§ YOUR GOAL: Format the data below as a numbered list, starting at the line containing "file-diff-icon [1118,230,1152,268]" and ending at the line containing "pr-tab-nav: Conversation 3", both included. Leave out any blank lines.

§ THE DATA:
>> start
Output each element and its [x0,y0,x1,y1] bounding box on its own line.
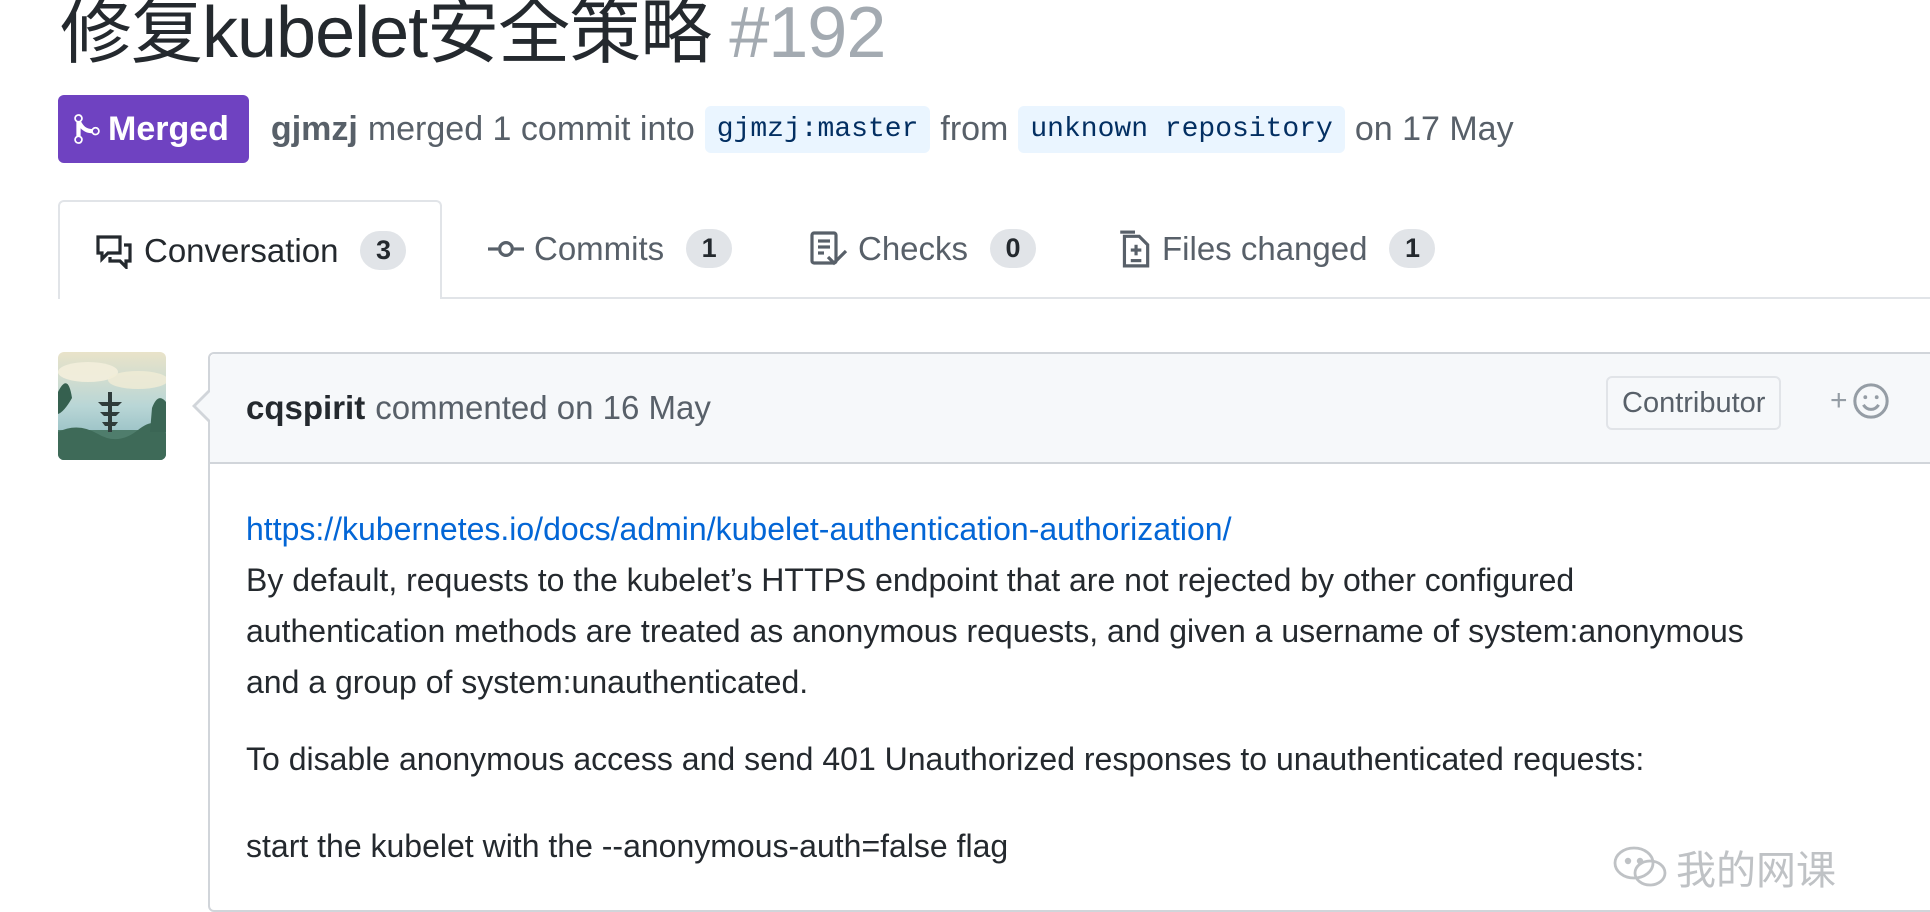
file-diff-icon [1118,230,1152,268]
comment-author-link[interactable]: cqspirit [246,389,365,427]
avatar[interactable] [58,352,166,460]
tab-files-changed[interactable]: Files changed 1 [1118,200,1436,297]
base-branch[interactable]: gjmzj:master [704,105,931,153]
tab-conversation-count: 3 [360,231,407,270]
tab-files-label: Files changed [1162,229,1368,267]
git-commit-icon [488,239,524,259]
comment-header: cqspirit commented on 16 May Contributor… [210,354,1930,464]
pr-merger-link[interactable]: gjmzj [271,110,358,149]
comment-discussion-icon [94,233,134,269]
contributor-label: Contributor [1606,376,1782,430]
comment-paragraph-2: To disable anonymous access and send 401… [246,741,1645,777]
state-label: Merged [108,109,229,148]
plus-label: + [1830,384,1848,417]
comment-paragraph-1: By default, requests to the kubelet’s HT… [246,562,1744,700]
tab-checks-label: Checks [858,229,969,267]
checklist-icon [810,230,848,267]
git-merge-icon [74,114,100,144]
comment-card: cqspirit commented on 16 May Contributor… [192,352,1930,912]
tab-commits[interactable]: Commits 1 [488,200,733,297]
tab-files-count: 1 [1389,229,1436,268]
merged-state-badge: Merged [58,95,249,163]
tab-conversation-label: Conversation [144,231,339,269]
pr-meta-row: Merged gjmzj merged 1 commit into gjmzj:… [58,95,1514,163]
wechat-icon [1613,846,1667,887]
pr-tab-nav: Conversation 3 Commits 1 Checks 0 Files … [58,200,1930,299]
add-reaction-button[interactable]: + [1830,382,1890,420]
wechat-watermark: 我的网课 [1612,838,1836,896]
head-branch[interactable]: unknown repository [1018,105,1345,153]
page-title: 修复kubelet安全策略 #192 [60,0,886,78]
tab-commits-label: Commits [534,229,665,267]
merge-action-text: merged 1 commit into [367,109,695,148]
pr-title-text: 修复kubelet安全策略 [60,0,712,73]
comment-timestamp[interactable]: commented on 16 May [375,389,711,427]
kubernetes-docs-link[interactable]: https://kubernetes.io/docs/admin/kubelet… [246,504,1910,555]
pull-request-page: 修复kubelet安全策略 #192 Merged gjmzj merged 1 … [0,0,1930,912]
smiley-icon [1852,383,1889,419]
tab-commits-count: 1 [686,229,733,268]
tab-conversation[interactable]: Conversation 3 [58,200,442,299]
tab-checks-count: 0 [990,229,1037,268]
watermark-text: 我的网课 [1676,849,1836,893]
pr-number: #192 [729,0,886,73]
from-text: from [940,109,1009,148]
comment-body: https://kubernetes.io/docs/admin/kubelet… [210,464,1930,872]
tab-checks[interactable]: Checks 0 [810,200,1037,297]
merge-date: on 17 May [1354,109,1514,148]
>> end
§ RESULT:
1. file-diff-icon [1118,230,1152,268]
2. comment-author-link[interactable]: cqspirit [246,389,365,427]
3. avatar[interactable] [58,352,166,460]
4. tab-files-changed[interactable]: Files changed 1 [1118,200,1436,297]
5. base-branch[interactable]: gjmzj:master [704,105,931,153]
6. tab-conversation-count: 3 [360,231,407,270]
7. tab-files-label: Files changed [1162,229,1368,267]
8. git-commit-icon [488,239,524,259]
9. comment-header: cqspirit commented on 16 May Contributor… [210,354,1930,464]
10. pr-merger-link[interactable]: gjmzj [271,110,358,149]
11. comment-discussion-icon [94,233,134,269]
12. contributor-label: Contributor [1606,376,1782,430]
13. comment-paragraph-2: To disable anonymous access and send 401… [246,741,1645,777]
14. state-label: Merged [108,109,229,148]
15. plus-label: + [1830,384,1848,417]
16. comment-paragraph-1: By default, requests to the kubelet’s HT… [246,562,1744,700]
17. tab-checks-label: Checks [858,229,969,267]
18. checklist-icon [810,230,848,267]
19. git-merge-icon [74,114,100,144]
20. comment-card: cqspirit commented on 16 May Contributor… [192,352,1930,912]
21. tab-commits[interactable]: Commits 1 [488,200,733,297]
22. tab-files-count: 1 [1389,229,1436,268]
23. merged-state-badge: Merged [58,95,249,163]
24. tab-conversation-label: Conversation [144,231,339,269]
25. pr-meta-row: Merged gjmzj merged 1 commit into gjmzj:… [58,95,1514,163]
26. wechat-icon [1613,846,1667,887]
27. pr-tab-nav: Conversation 3 Commits 1 Checks 0 Files … [58,200,1930,299]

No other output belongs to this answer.